| Data provided |
+ + + + +

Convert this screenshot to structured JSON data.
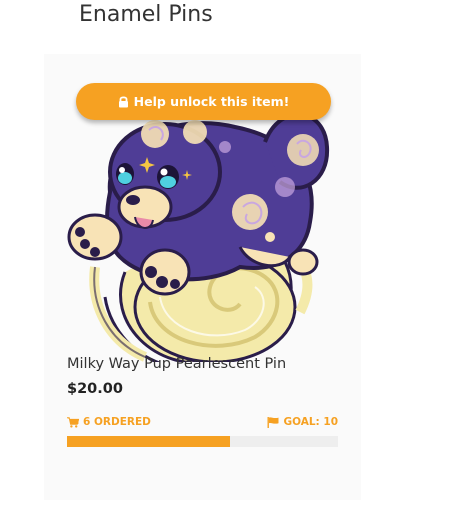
{
  "section": {
    "title": "Enamel Pins"
  },
  "product": {
    "unlock_label": "Help unlock this item!",
    "name": "Milky Way Pup Pearlescent Pin",
    "price": "$20.00",
    "ordered_text": "6 ORDERED",
    "goal_text": "GOAL: 10",
    "progress_fraction": 0.6,
    "image_icon": "milky-way-pup-illustration"
  },
  "icons": {
    "lock": "lock-icon",
    "cart": "cart-icon",
    "flag": "flag-icon"
  },
  "colors": {
    "accent": "#f6a122",
    "text": "#333333",
    "track": "#eeeeee",
    "card_bg": "#fafafa",
    "pin_purple": "#4f3d96",
    "pin_cream": "#f8e3b6",
    "pin_yellow": "#f4eaaa",
    "pin_outline": "#2a1d4a"
  }
}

+ + + + +

The data above should be repeated exactly, minus any pictures.

| Answer to this exercise |
Convert this screenshot to structured JSON data.
{
  "section": {
    "title": "Enamel Pins"
  },
  "product": {
    "unlock_label": "Help unlock this item!",
    "name": "Milky Way Pup Pearlescent Pin",
    "price": "$20.00",
    "ordered_text": "6 ORDERED",
    "goal_text": "GOAL: 10",
    "progress_fraction": 0.6,
    "image_icon": "milky-way-pup-illustration"
  },
  "icons": {
    "lock": "lock-icon",
    "cart": "cart-icon",
    "flag": "flag-icon"
  },
  "colors": {
    "accent": "#f6a122",
    "text": "#333333",
    "track": "#eeeeee",
    "card_bg": "#fafafa",
    "pin_purple": "#4f3d96",
    "pin_cream": "#f8e3b6",
    "pin_yellow": "#f4eaaa",
    "pin_outline": "#2a1d4a"
  }
}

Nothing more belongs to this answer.